- _SUPPLIED MATERIAL_:
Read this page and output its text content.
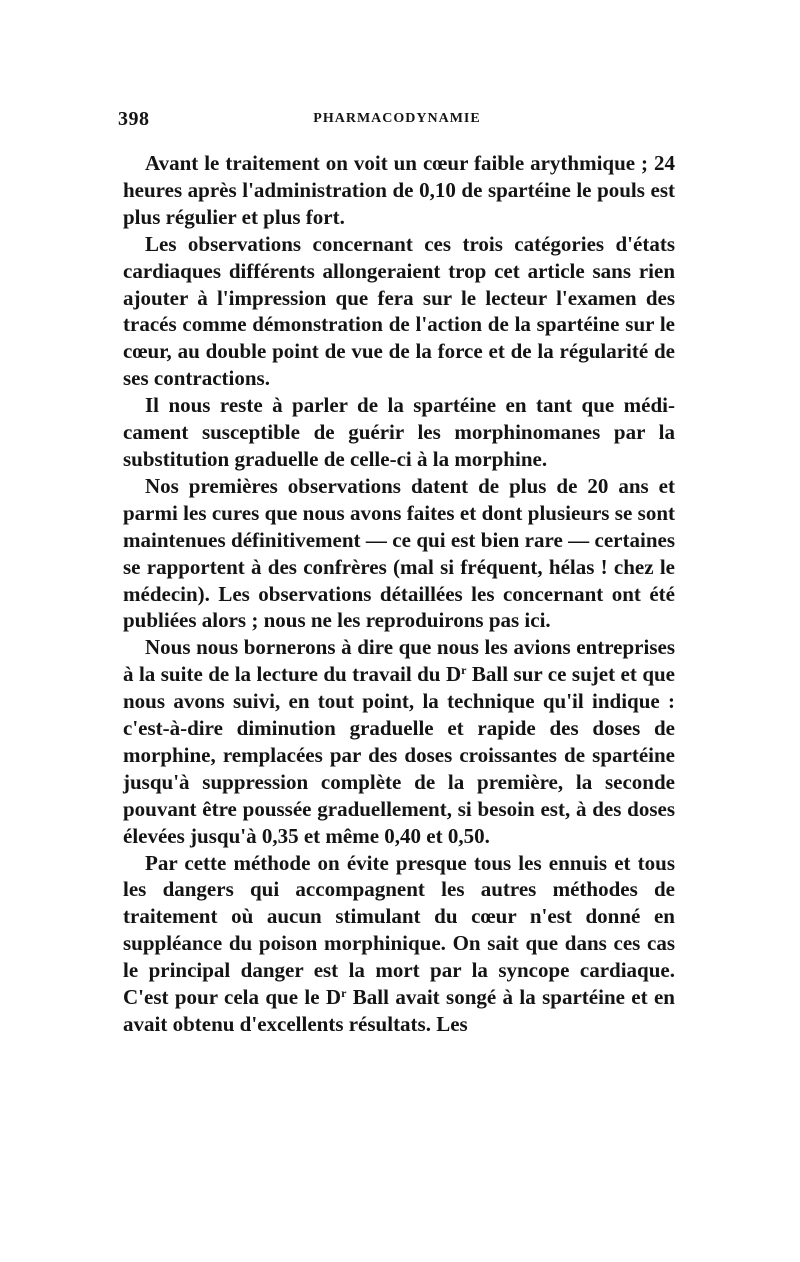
398	PHARMACODYNAMIE

Avant le traitement on voit un cœur faible arythmique ; 24 heures après l'administration de 0,10 de spartéine le pouls est plus régulier et plus fort.

Les observations concernant ces trois catégories d'états cardiaques différents allongeraient trop cet article sans rien ajouter à l'impression que fera sur le lecteur l'examen des tracés comme démonstration de l'action de la spartéine sur le cœur, au double point de vue de la force et de la régularité de ses contractions.

Il nous reste à parler de la spartéine en tant que médicament susceptible de guérir les morphinomanes par la substitution graduelle de celle-ci à la morphine.

Nos premières observations datent de plus de 20 ans et parmi les cures que nous avons faites et dont plusieurs se sont maintenues définitivement — ce qui est bien rare — certaines se rapportent à des confrères (mal si fréquent, hélas ! chez le médecin). Les observations détaillées les concernant ont été publiées alors ; nous ne les reproduirons pas ici.

Nous nous bornerons à dire que nous les avions entreprises à la suite de la lecture du travail du $D^r$ Ball sur ce sujet et que nous avons suivi, en tout point, la technique qu'il indique : c'est-à-dire diminution graduelle et rapide des doses de morphine, remplacées par des doses croissantes de spartéine jusqu'à suppression complète de la première, la seconde pouvant être poussée graduellement, si besoin est, à des doses élevées jusqu'à 0,35 et même 0,40 et 0,50.

Par cette méthode on évite presque tous les ennuis et tous les dangers qui accompagnent les autres méthodes de traitement où aucun stimulant du cœur n'est donné en suppléance du poison morphinique. On sait que dans ces cas le principal danger est la mort par la syncope cardiaque. C'est pour cela que le $D^r$ Ball avait songé à la spartéine et en avait obtenu d'excellents résultats. Les
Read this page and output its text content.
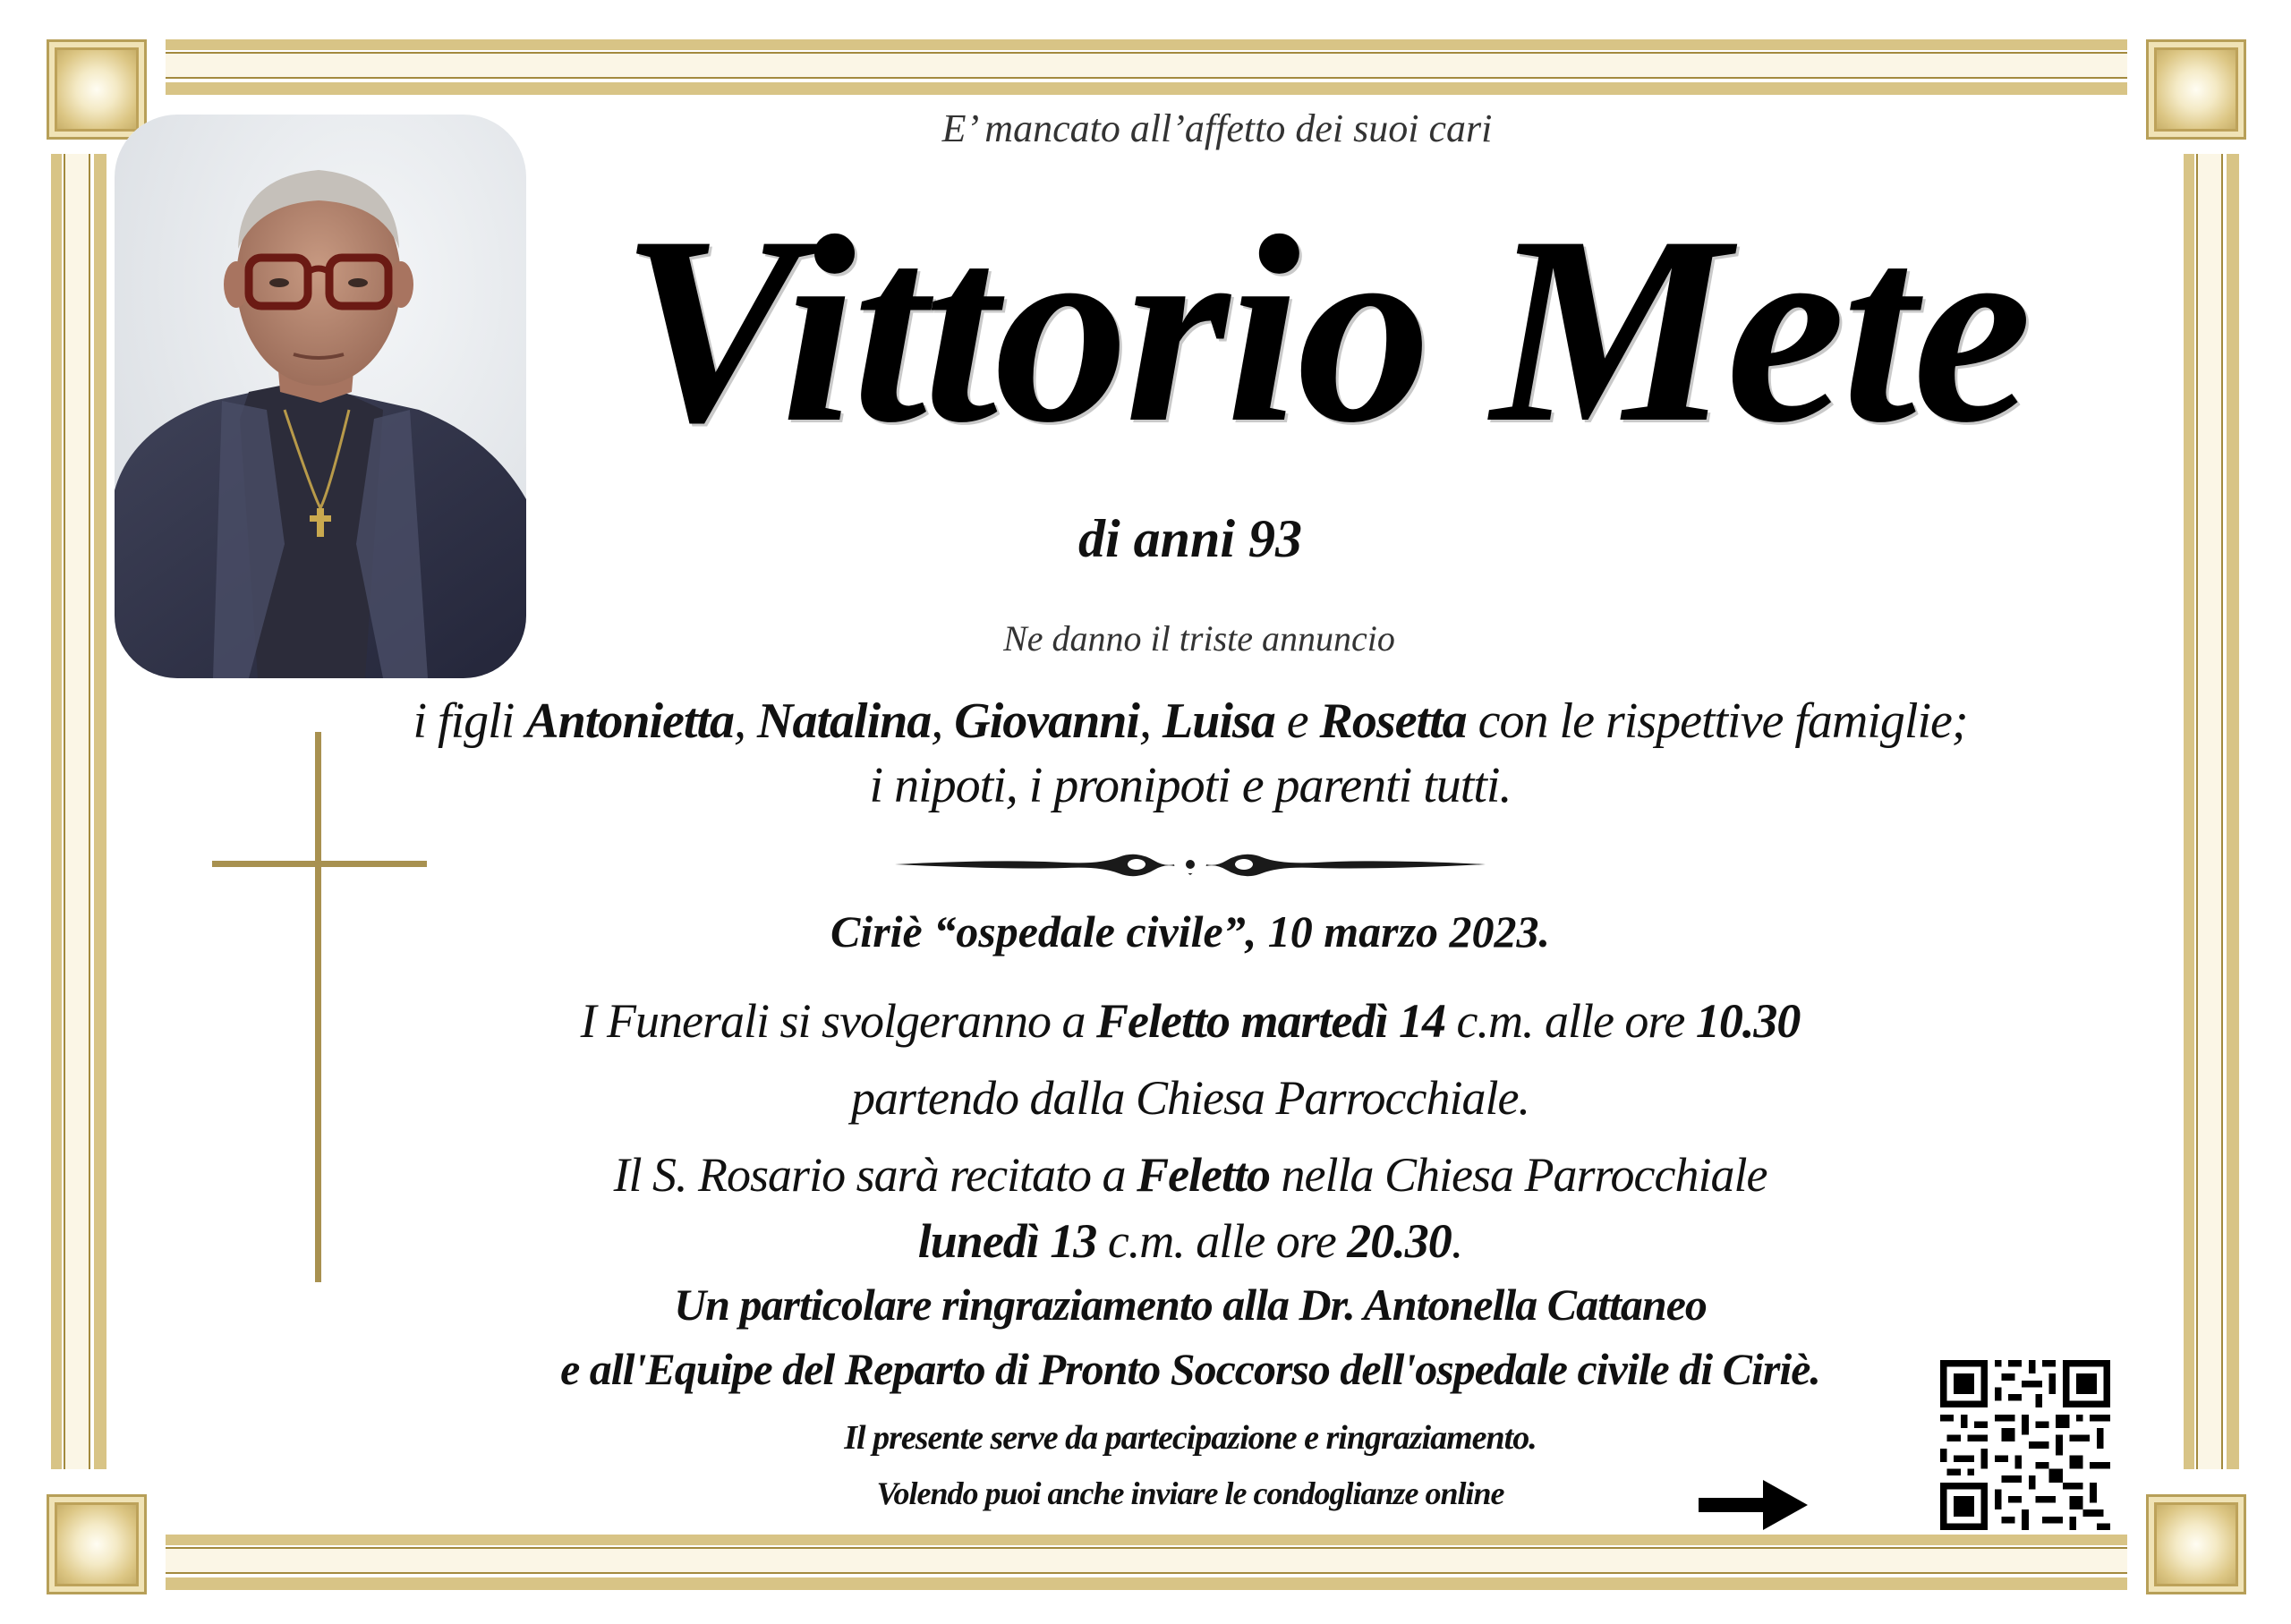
E’ mancato all’affetto dei suoi cari
Vittorio Mete
di anni 93
Ne danno il triste annuncio
i figli Antonietta, Natalina, Giovanni, Luisa e Rosetta con le rispettive famiglie;
i nipoti, i pronipoti e parenti tutti.
Ciriè “ospedale civile”, 10 marzo 2023.
I Funerali si svolgeranno a Feletto martedì 14 c.m. alle ore 10.30
partendo dalla Chiesa Parrocchiale.
Il S. Rosario sarà recitato a Feletto nella Chiesa Parrocchiale
lunedì 13 c.m. alle ore 20.30.
Un particolare ringraziamento alla Dr. Antonella Cattaneo
e all'Equipe del Reparto di Pronto Soccorso dell'ospedale civile di Ciriè.
Il presente serve da partecipazione e ringraziamento.
Volendo puoi anche inviare le condoglianze online
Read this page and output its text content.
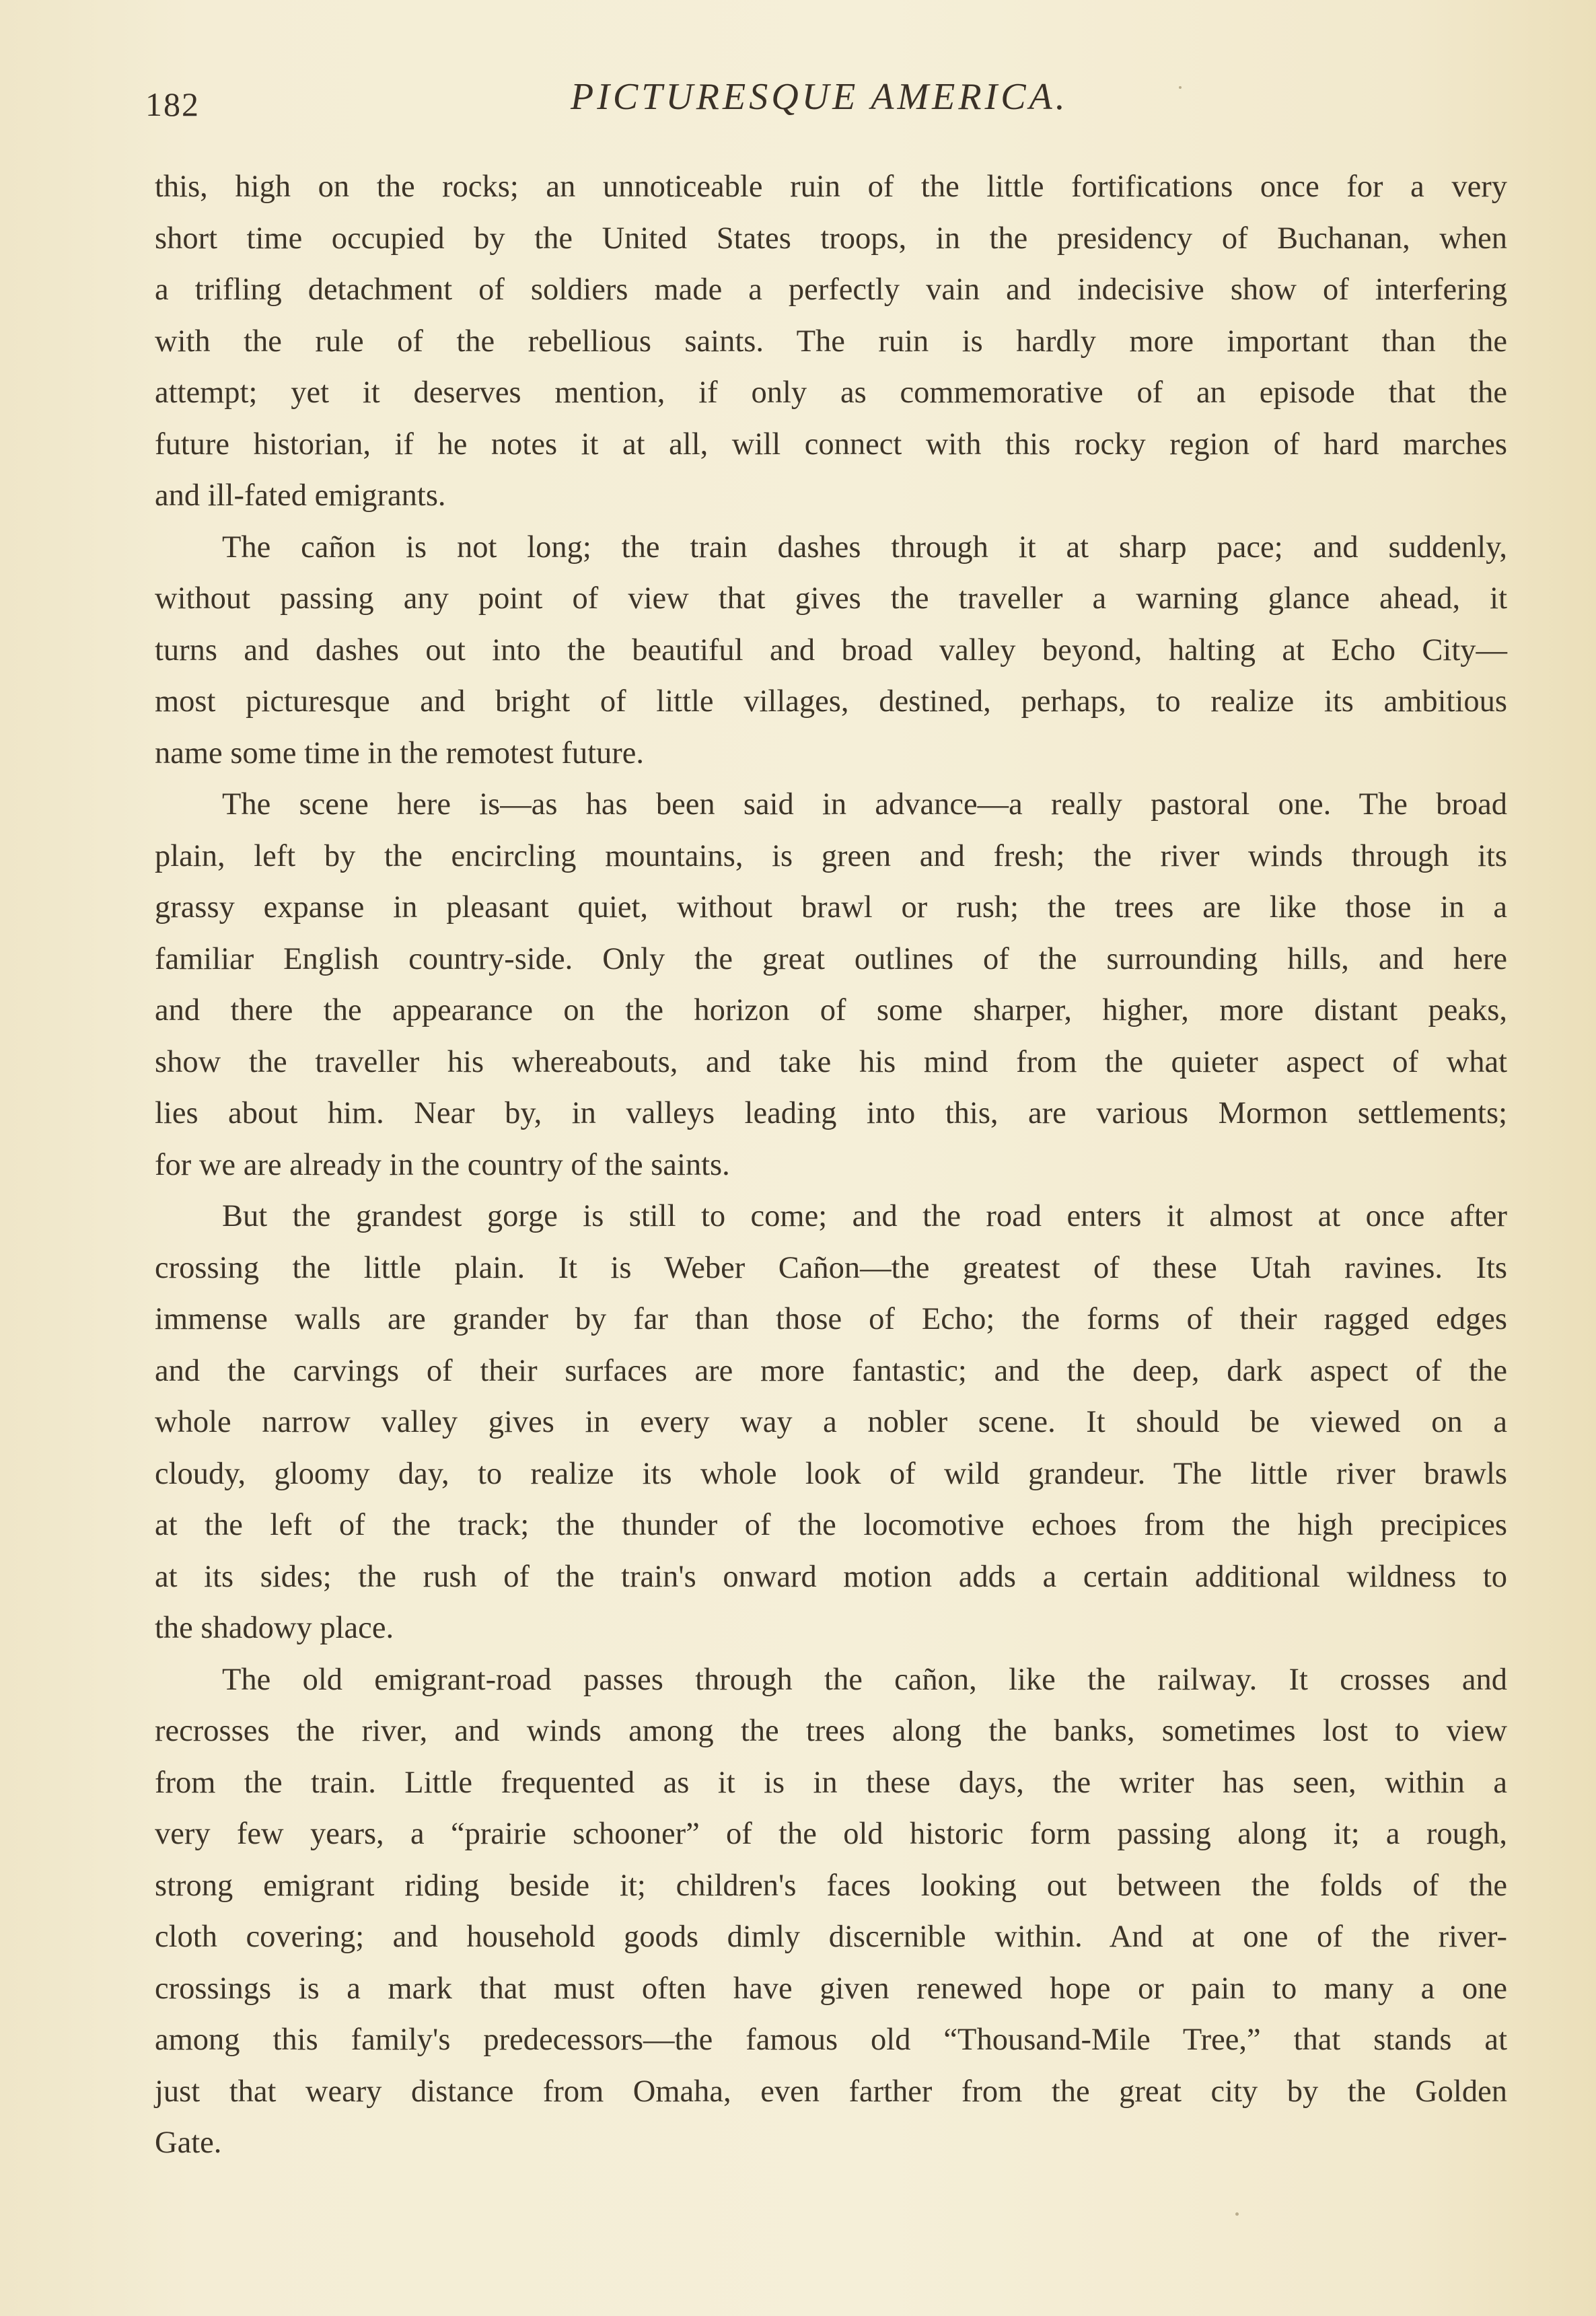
182	PICTURESQUE AMERICA.

this, high on the rocks; an unnoticeable ruin of the little fortifications once for a very

short time occupied by the United States troops, in the presidency of Buchanan, when

a trifling detachment of soldiers made a perfectly vain and indecisive show of interfering

with the rule of the rebellious saints. The ruin is hardly more important than the

attempt; yet it deserves mention, if only as commemorative of an episode that the

future historian, if he notes it at all, will connect with this rocky region of hard marches

and ill-fated emigrants.

The cañon is not long; the train dashes through it at sharp pace; and suddenly,

without passing any point of view that gives the traveller a warning glance ahead, it

turns and dashes out into the beautiful and broad valley beyond, halting at Echo City—

most picturesque and bright of little villages, destined, perhaps, to realize its ambitious

name some time in the remotest future.

The scene here is—as has been said in advance—a really pastoral one. The broad

plain, left by the encircling mountains, is green and fresh; the river winds through its

grassy expanse in pleasant quiet, without brawl or rush; the trees are like those in a

familiar English country-side. Only the great outlines of the surrounding hills, and here

and there the appearance on the horizon of some sharper, higher, more distant peaks,

show the traveller his whereabouts, and take his mind from the quieter aspect of what

lies about him. Near by, in valleys leading into this, are various Mormon settlements;

for we are already in the country of the saints.

But the grandest gorge is still to come; and the road enters it almost at once after

crossing the little plain. It is Weber Cañon—the greatest of these Utah ravines. Its

immense walls are grander by far than those of Echo; the forms of their ragged edges

and the carvings of their surfaces are more fantastic; and the deep, dark aspect of the

whole narrow valley gives in every way a nobler scene. It should be viewed on a

cloudy, gloomy day, to realize its whole look of wild grandeur. The little river brawls

at the left of the track; the thunder of the locomotive echoes from the high precipices

at its sides; the rush of the train's onward motion adds a certain additional wildness to

the shadowy place.

The old emigrant-road passes through the cañon, like the railway. It crosses and

recrosses the river, and winds among the trees along the banks, sometimes lost to view

from the train. Little frequented as it is in these days, the writer has seen, within a

very few years, a “prairie schooner” of the old historic form passing along it; a rough,

strong emigrant riding beside it; children's faces looking out between the folds of the

cloth covering; and household goods dimly discernible within. And at one of the river-

crossings is a mark that must often have given renewed hope or pain to many a one

among this family's predecessors—the famous old “Thousand-Mile Tree,” that stands at

just that weary distance from Omaha, even farther from the great city by the Golden

Gate.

- _THE REQUEST_: Copy each line from the records above that includes the string "saints".

- _COMPLETE RESPONSE_:
with the rule of the rebellious saints. The ruin is hardly more important than the
for we are already in the country of the saints.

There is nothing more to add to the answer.